What to produce> Search the records for "transmisor" and copy each line that holds it.
──────── Available records
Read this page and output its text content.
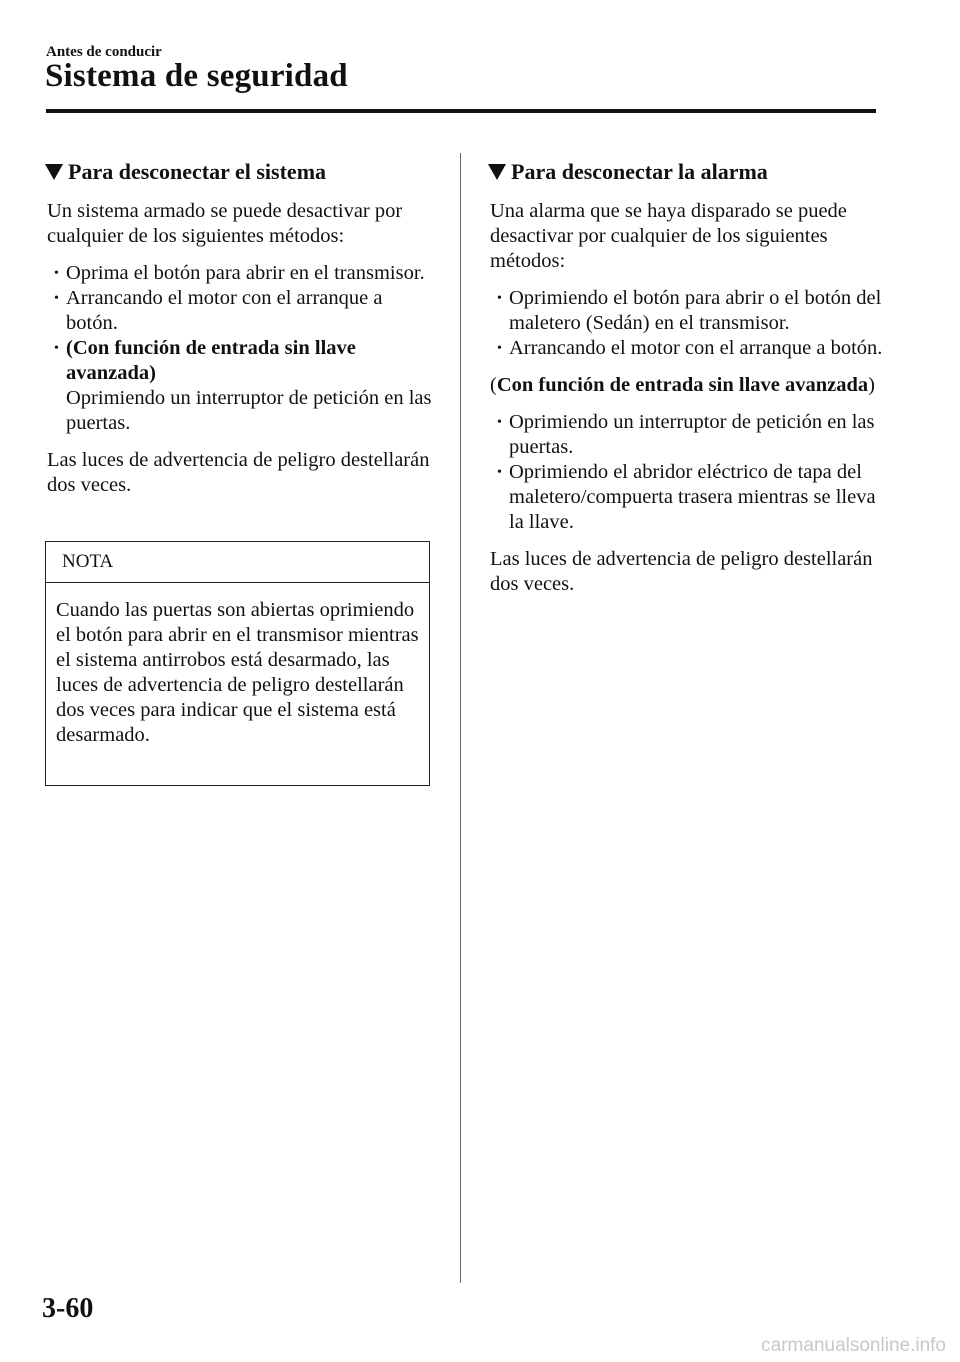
Antes de conducir
Sistema de seguridad
Para desconectar el sistema

Un sistema armado se puede desactivar por cualquier de los siguientes métodos:

• Oprima el botón para abrir en el transmisor.
• Arrancando el motor con el arranque a botón.
• (Con función de entrada sin llave avanzada)
Oprimiendo un interruptor de petición en las puertas.

Las luces de advertencia de peligro destellarán dos veces.

NOTA
Cuando las puertas son abiertas oprimiendo el botón para abrir en el transmisor mientras el sistema antirrobos está desarmado, las luces de advertencia de peligro destellarán dos veces para indicar que el sistema está desarmado.
Para desconectar la alarma

Una alarma que se haya disparado se puede desactivar por cualquier de los siguientes métodos:

• Oprimiendo el botón para abrir o el botón del maletero (Sedán) en el transmisor.
• Arrancando el motor con el arranque a botón.

(Con función de entrada sin llave avanzada)

• Oprimiendo un interruptor de petición en las puertas.
• Oprimiendo el abridor eléctrico de tapa del maletero/compuerta trasera mientras se lleva la llave.

Las luces de advertencia de peligro destellarán dos veces.

3-60
carmanualsonline.info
────────────────
Solution for this exercise>
• Oprima el botón para abrir en el transmisor.
Cuando las puertas son abiertas oprimiendo el botón para abrir en el transmisor mientras el sistema antirrobos está desarmado, las luces de advertencia de peligro destellarán dos veces para indicar que el sistema está desarmado.
• Oprimiendo el botón para abrir o el botón del maletero (Sedán) en el transmisor.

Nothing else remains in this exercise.